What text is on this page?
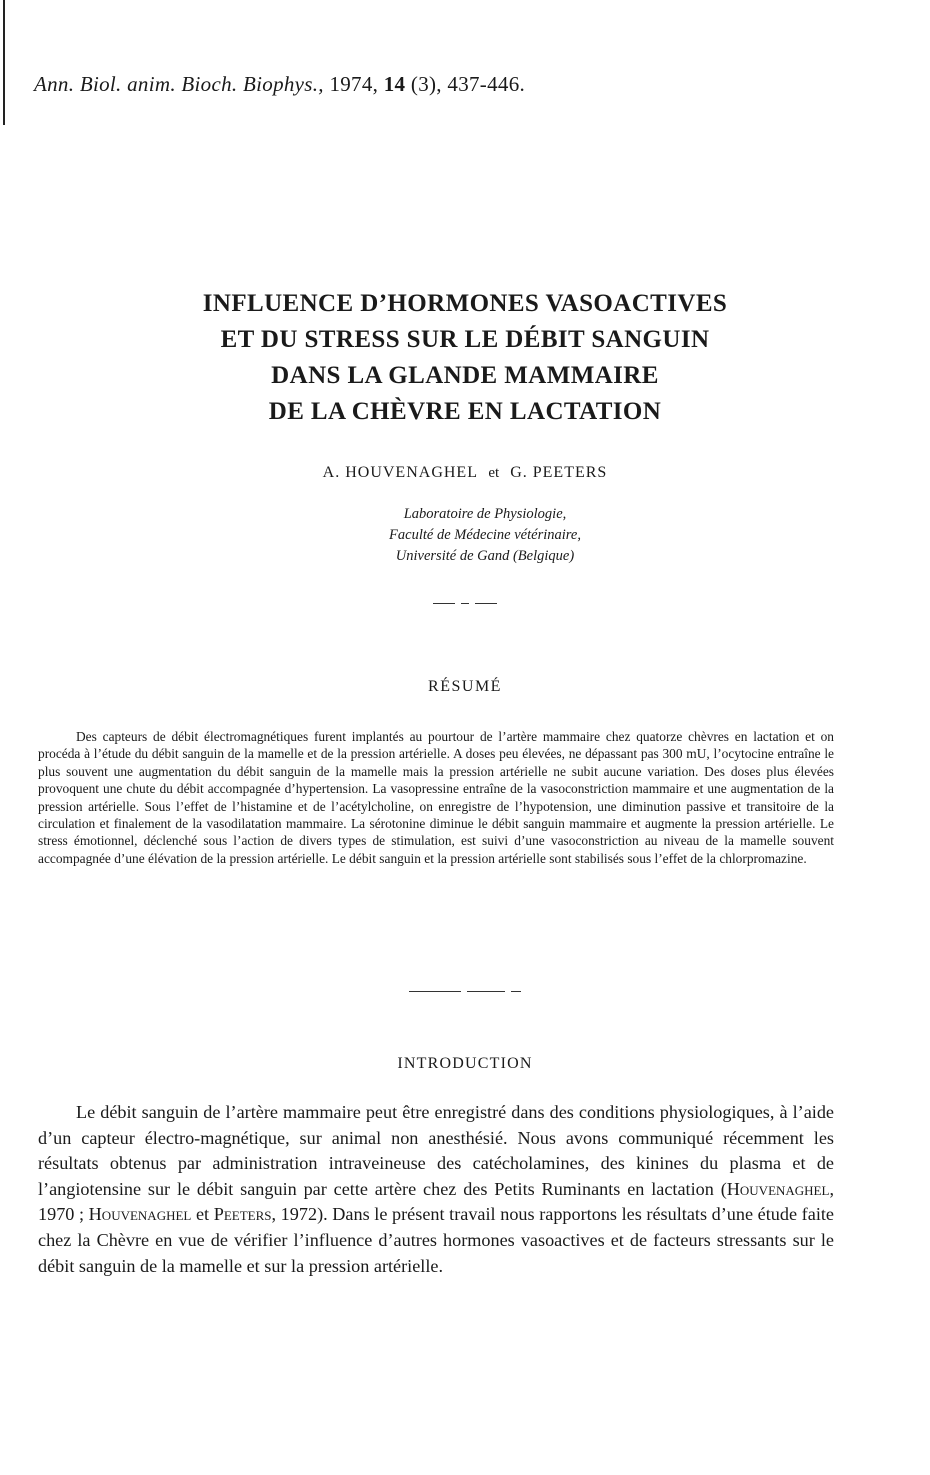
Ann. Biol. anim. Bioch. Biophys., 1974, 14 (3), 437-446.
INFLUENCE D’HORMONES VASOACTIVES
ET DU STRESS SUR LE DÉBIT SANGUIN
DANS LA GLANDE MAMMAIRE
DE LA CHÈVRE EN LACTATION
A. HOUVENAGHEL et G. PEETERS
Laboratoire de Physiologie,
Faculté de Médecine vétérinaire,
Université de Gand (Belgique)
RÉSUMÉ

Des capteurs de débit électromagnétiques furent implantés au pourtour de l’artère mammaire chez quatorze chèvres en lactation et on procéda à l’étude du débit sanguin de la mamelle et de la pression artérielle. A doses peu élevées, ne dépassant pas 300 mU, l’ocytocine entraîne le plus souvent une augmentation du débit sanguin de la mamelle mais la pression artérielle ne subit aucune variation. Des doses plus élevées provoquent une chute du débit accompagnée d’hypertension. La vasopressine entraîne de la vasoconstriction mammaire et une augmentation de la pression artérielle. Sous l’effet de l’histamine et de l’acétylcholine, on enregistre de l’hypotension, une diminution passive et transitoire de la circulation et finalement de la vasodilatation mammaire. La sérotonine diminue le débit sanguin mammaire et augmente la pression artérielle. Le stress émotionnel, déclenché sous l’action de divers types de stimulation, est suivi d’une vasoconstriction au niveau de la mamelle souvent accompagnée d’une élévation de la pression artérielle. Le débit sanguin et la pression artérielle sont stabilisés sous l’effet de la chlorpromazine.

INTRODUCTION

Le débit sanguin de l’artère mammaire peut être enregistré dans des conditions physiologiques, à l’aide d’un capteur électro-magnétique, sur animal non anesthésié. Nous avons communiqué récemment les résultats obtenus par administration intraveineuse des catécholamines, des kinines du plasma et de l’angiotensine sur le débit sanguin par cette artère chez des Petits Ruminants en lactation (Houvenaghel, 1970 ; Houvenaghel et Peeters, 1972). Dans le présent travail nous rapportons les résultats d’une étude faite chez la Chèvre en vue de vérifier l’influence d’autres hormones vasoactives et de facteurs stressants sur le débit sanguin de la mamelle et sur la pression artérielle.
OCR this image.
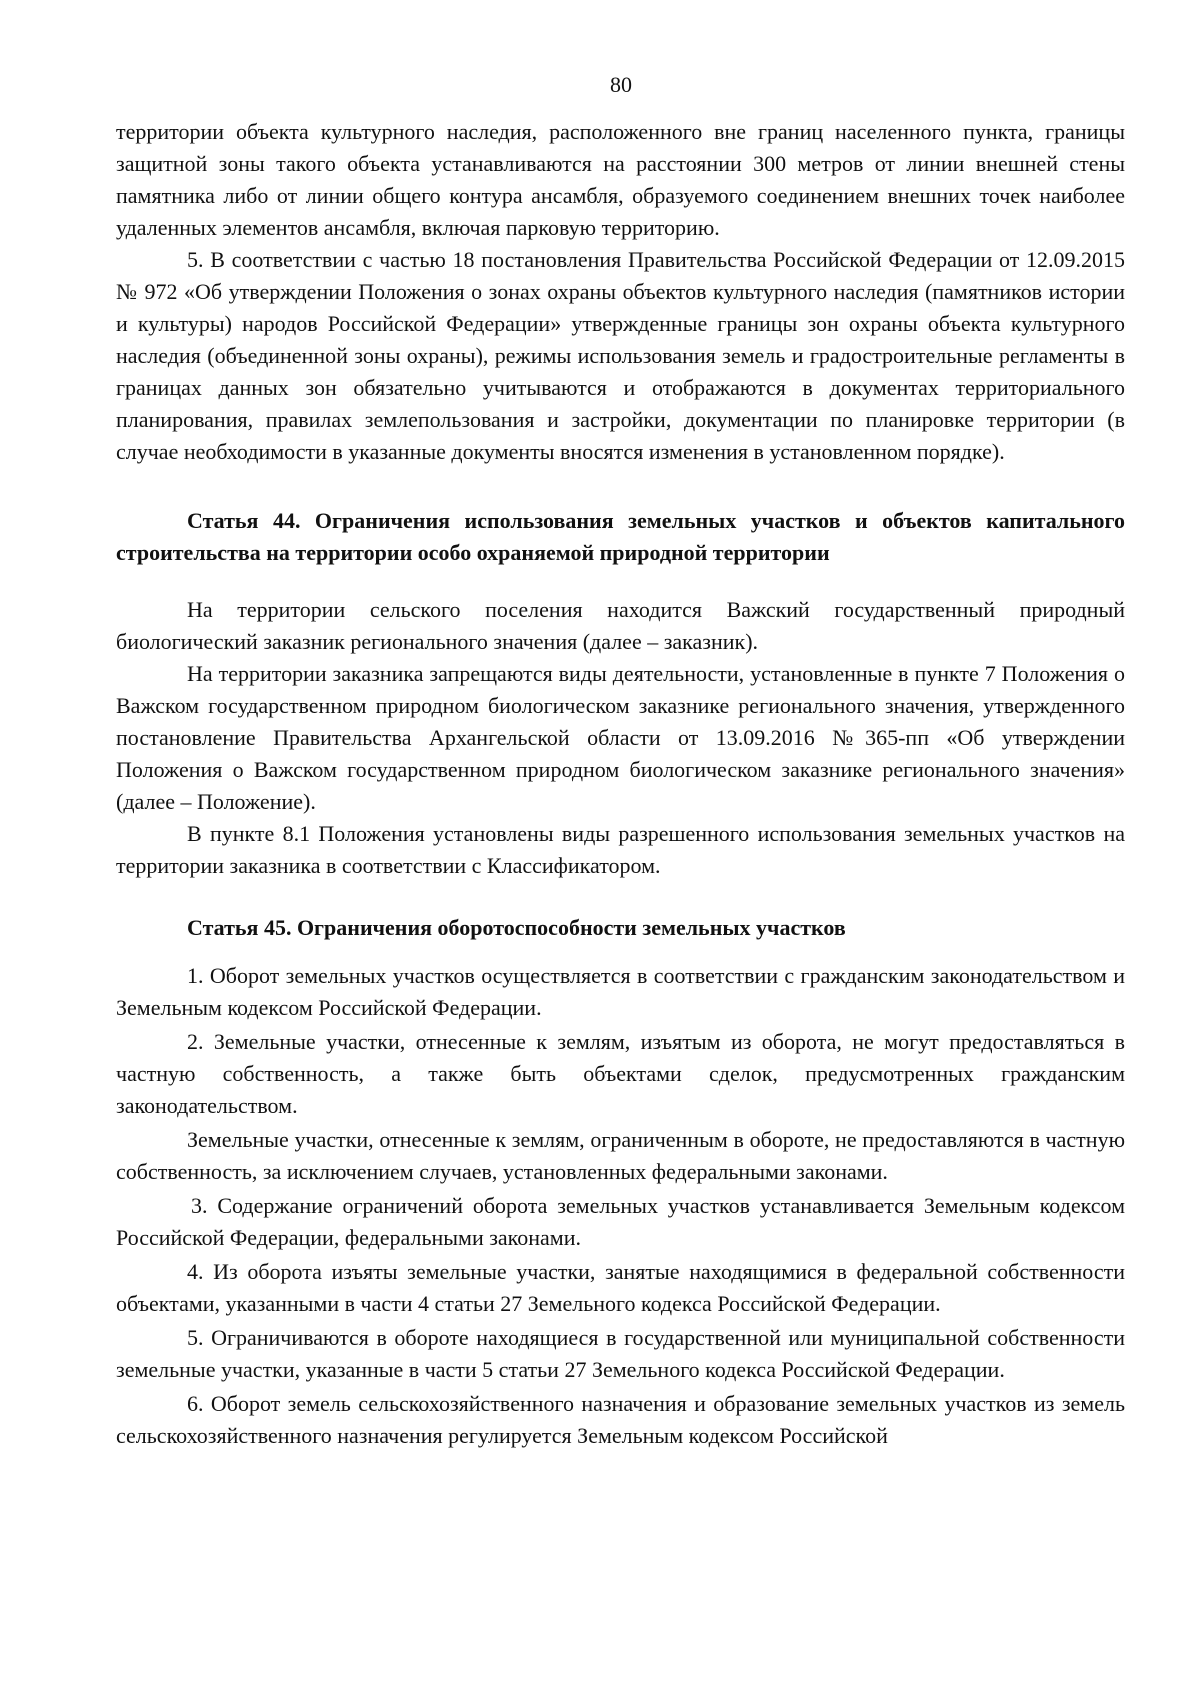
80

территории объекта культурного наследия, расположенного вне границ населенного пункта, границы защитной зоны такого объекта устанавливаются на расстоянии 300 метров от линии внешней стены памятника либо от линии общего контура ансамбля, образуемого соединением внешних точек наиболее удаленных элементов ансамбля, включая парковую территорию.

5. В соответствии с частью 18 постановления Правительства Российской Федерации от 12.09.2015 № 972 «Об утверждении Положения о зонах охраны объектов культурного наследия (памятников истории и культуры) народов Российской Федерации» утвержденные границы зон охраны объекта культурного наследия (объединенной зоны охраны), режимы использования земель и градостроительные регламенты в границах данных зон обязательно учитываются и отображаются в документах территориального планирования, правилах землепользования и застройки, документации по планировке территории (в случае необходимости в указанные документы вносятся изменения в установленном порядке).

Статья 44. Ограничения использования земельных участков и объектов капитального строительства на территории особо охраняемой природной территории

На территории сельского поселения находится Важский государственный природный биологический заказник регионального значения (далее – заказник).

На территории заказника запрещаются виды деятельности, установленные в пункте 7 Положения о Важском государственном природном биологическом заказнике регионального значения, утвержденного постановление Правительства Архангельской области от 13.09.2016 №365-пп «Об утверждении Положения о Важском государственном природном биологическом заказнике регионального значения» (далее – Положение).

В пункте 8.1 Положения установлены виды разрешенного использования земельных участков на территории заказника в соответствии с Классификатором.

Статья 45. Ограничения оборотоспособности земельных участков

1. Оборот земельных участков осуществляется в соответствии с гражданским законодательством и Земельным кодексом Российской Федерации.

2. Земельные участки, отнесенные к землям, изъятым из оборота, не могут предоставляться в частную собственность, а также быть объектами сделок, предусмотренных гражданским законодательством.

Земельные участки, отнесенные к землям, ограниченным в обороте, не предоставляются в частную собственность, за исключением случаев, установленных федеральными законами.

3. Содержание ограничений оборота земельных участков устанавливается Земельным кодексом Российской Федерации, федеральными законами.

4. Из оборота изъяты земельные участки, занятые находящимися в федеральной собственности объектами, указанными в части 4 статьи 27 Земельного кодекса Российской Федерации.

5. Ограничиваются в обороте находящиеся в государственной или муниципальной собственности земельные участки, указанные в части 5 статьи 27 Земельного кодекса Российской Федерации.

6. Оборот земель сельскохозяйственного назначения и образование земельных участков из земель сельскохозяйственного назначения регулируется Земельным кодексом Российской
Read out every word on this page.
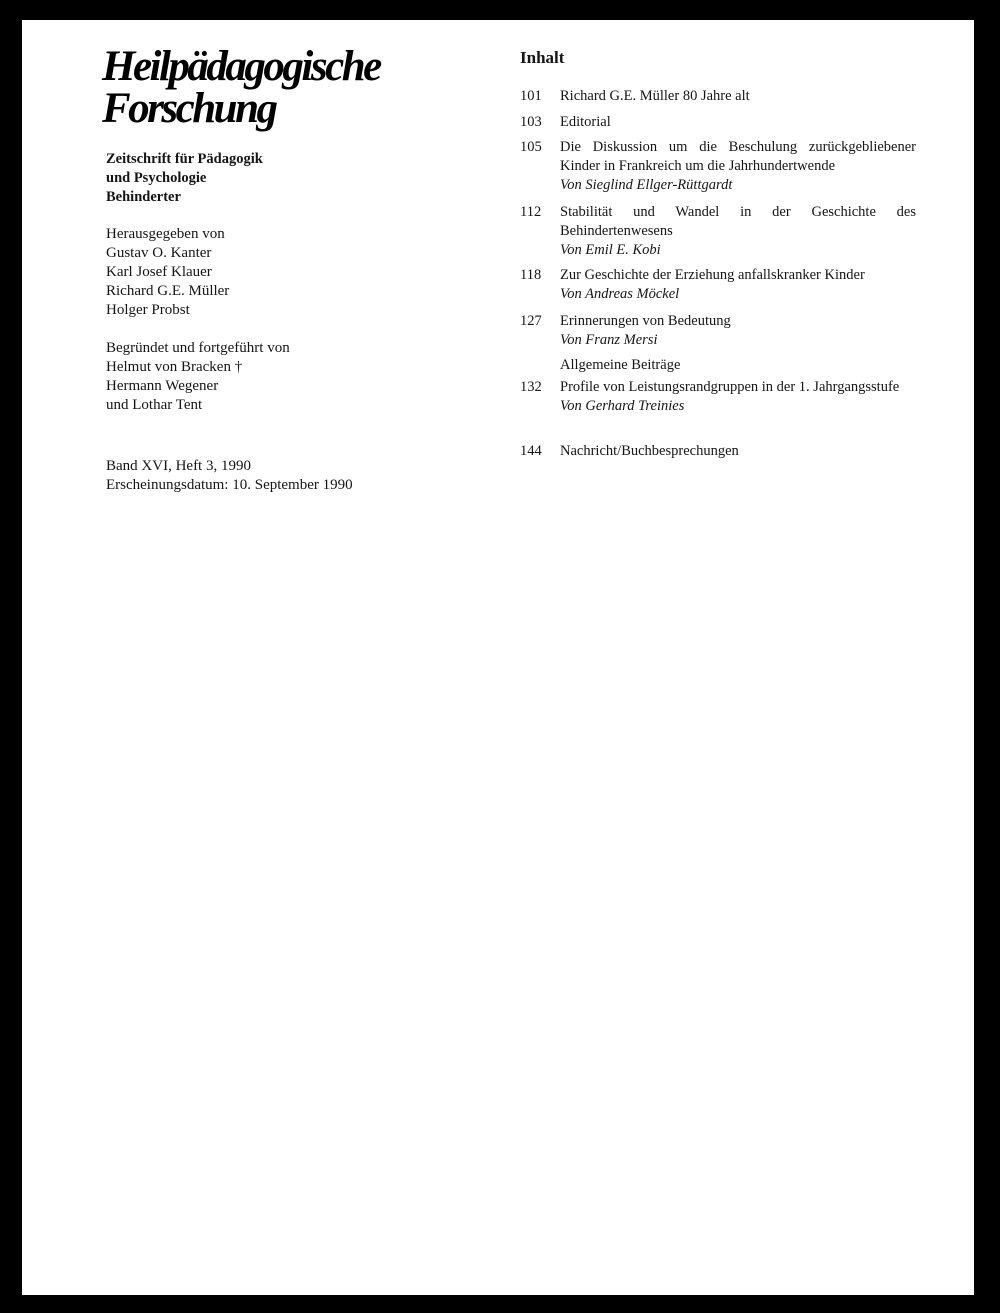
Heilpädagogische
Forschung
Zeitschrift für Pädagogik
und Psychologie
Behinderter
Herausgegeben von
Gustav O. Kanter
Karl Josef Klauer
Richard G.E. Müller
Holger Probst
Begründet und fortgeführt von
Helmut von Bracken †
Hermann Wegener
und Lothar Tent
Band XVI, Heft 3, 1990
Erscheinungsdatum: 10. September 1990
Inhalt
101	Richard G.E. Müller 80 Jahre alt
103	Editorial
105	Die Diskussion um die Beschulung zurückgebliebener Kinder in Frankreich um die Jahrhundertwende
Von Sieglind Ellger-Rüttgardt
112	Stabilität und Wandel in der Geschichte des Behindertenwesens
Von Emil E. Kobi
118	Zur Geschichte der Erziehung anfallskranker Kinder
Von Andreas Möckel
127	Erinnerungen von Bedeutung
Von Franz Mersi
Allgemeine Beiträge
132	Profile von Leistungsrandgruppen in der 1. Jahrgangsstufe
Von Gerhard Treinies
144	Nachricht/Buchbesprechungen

^^^^^^^^

WHAT TO DO -
Reproduce every record above exactly, but leave out the pictures.

COMPLETE ANSWER -
What text is on this page?
Ann. Biol. anim. Bioch. Biophys., 1974, 14 (3), 437-446.
INFLUENCE D’HORMONES VASOACTIVES
ET DU STRESS SUR LE DÉBIT SANGUIN
DANS LA GLANDE MAMMAIRE
DE LA CHÈVRE EN LACTATION
A. HOUVENAGHEL et G. PEETERS
Laboratoire de Physiologie,
Faculté de Médecine vétérinaire,
Université de Gand (Belgique)
RÉSUMÉ

Des capteurs de débit électromagnétiques furent implantés au pourtour de l’artère mammaire chez quatorze chèvres en lactation et on procéda à l’étude du débit sanguin de la mamelle et de la pression artérielle. A doses peu élevées, ne dépassant pas 300 mU, l’ocytocine entraîne le plus souvent une augmentation du débit sanguin de la mamelle mais la pression artérielle ne subit aucune variation. Des doses plus élevées provoquent une chute du débit accompagnée d’hypertension. La vasopressine entraîne de la vasoconstriction mammaire et une augmentation de la pression artérielle. Sous l’effet de l’histamine et de l’acétylcholine, on enregistre de l’hypotension, une diminution passive et transitoire de la circulation et finalement de la vasodilatation mammaire. La sérotonine diminue le débit sanguin mammaire et augmente la pression artérielle. Le stress émotionnel, déclenché sous l’action de divers types de stimulation, est suivi d’une vasoconstriction au niveau de la mamelle souvent accompagnée d’une élévation de la pression artérielle. Le débit sanguin et la pression artérielle sont stabilisés sous l’effet de la chlorpromazine.

INTRODUCTION

Le débit sanguin de l’artère mammaire peut être enregistré dans des conditions physiologiques, à l’aide d’un capteur électro-magnétique, sur animal non anesthésié. Nous avons communiqué récemment les résultats obtenus par administration intraveineuse des catécholamines, des kinines du plasma et de l’angiotensine sur le débit sanguin par cette artère chez des Petits Ruminants en lactation (Houvenaghel, 1970 ; Houvenaghel et Peeters, 1972). Dans le présent travail nous rapportons les résultats d’une étude faite chez la Chèvre en vue de vérifier l’influence d’autres hormones vasoactives et de facteurs stressants sur le débit sanguin de la mamelle et sur la pression artérielle.
OCR this image.
80

территории объекта культурного наследия, расположенного вне границ населенного пункта, границы защитной зоны такого объекта устанавливаются на расстоянии 300 метров от линии внешней стены памятника либо от линии общего контура ансамбля, образуемого соединением внешних точек наиболее удаленных элементов ансамбля, включая парковую территорию.

5. В соответствии с частью 18 постановления Правительства Российской Федерации от 12.09.2015 № 972 «Об утверждении Положения о зонах охраны объектов культурного наследия (памятников истории и культуры) народов Российской Федерации» утвержденные границы зон охраны объекта культурного наследия (объединенной зоны охраны), режимы использования земель и градостроительные регламенты в границах данных зон обязательно учитываются и отображаются в документах территориального планирования, правилах землепользования и застройки, документации по планировке территории (в случае необходимости в указанные документы вносятся изменения в установленном порядке).

Статья 44. Ограничения использования земельных участков и объектов капитального строительства на территории особо охраняемой природной территории

На территории сельского поселения находится Важский государственный природный биологический заказник регионального значения (далее – заказник).

На территории заказника запрещаются виды деятельности, установленные в пункте 7 Положения о Важском государственном природном биологическом заказнике регионального значения, утвержденного постановление Правительства Архангельской области от 13.09.2016 №365-пп «Об утверждении Положения о Важском государственном природном биологическом заказнике регионального значения» (далее – Положение).

В пункте 8.1 Положения установлены виды разрешенного использования земельных участков на территории заказника в соответствии с Классификатором.

Статья 45. Ограничения оборотоспособности земельных участков

1. Оборот земельных участков осуществляется в соответствии с гражданским законодательством и Земельным кодексом Российской Федерации.

2. Земельные участки, отнесенные к землям, изъятым из оборота, не могут предоставляться в частную собственность, а также быть объектами сделок, предусмотренных гражданским законодательством.

Земельные участки, отнесенные к землям, ограниченным в обороте, не предоставляются в частную собственность, за исключением случаев, установленных федеральными законами.

3. Содержание ограничений оборота земельных участков устанавливается Земельным кодексом Российской Федерации, федеральными законами.

4. Из оборота изъяты земельные участки, занятые находящимися в федеральной собственности объектами, указанными в части 4 статьи 27 Земельного кодекса Российской Федерации.

5. Ограничиваются в обороте находящиеся в государственной или муниципальной собственности земельные участки, указанные в части 5 статьи 27 Земельного кодекса Российской Федерации.

6. Оборот земель сельскохозяйственного назначения и образование земельных участков из земель сельскохозяйственного назначения регулируется Земельным кодексом Российской
Read out every word on this page.
Heilpädagogische
Forschung
Zeitschrift für Pädagogik
und Psychologie
Behinderter
Herausgegeben von
Gustav O. Kanter
Karl Josef Klauer
Richard G.E. Müller
Holger Probst
Begründet und fortgeführt von
Helmut von Bracken †
Hermann Wegener
und Lothar Tent
Band XVI, Heft 3, 1990
Erscheinungsdatum: 10. September 1990
Inhalt
101	Richard G.E. Müller 80 Jahre alt
103	Editorial
105	Die Diskussion um die Beschulung zurückgebliebener Kinder in Frankreich um die Jahrhundertwende
Von Sieglind Ellger-Rüttgardt
112	Stabilität und Wandel in der Geschichte des Behindertenwesens
Von Emil E. Kobi
118	Zur Geschichte der Erziehung anfallskranker Kinder
Von Andreas Möckel
127	Erinnerungen von Bedeutung
Von Franz Mersi
Allgemeine Beiträge
132	Profile von Leistungsrandgruppen in der 1. Jahrgangsstufe
Von Gerhard Treinies
144	Nachricht/Buchbesprechungen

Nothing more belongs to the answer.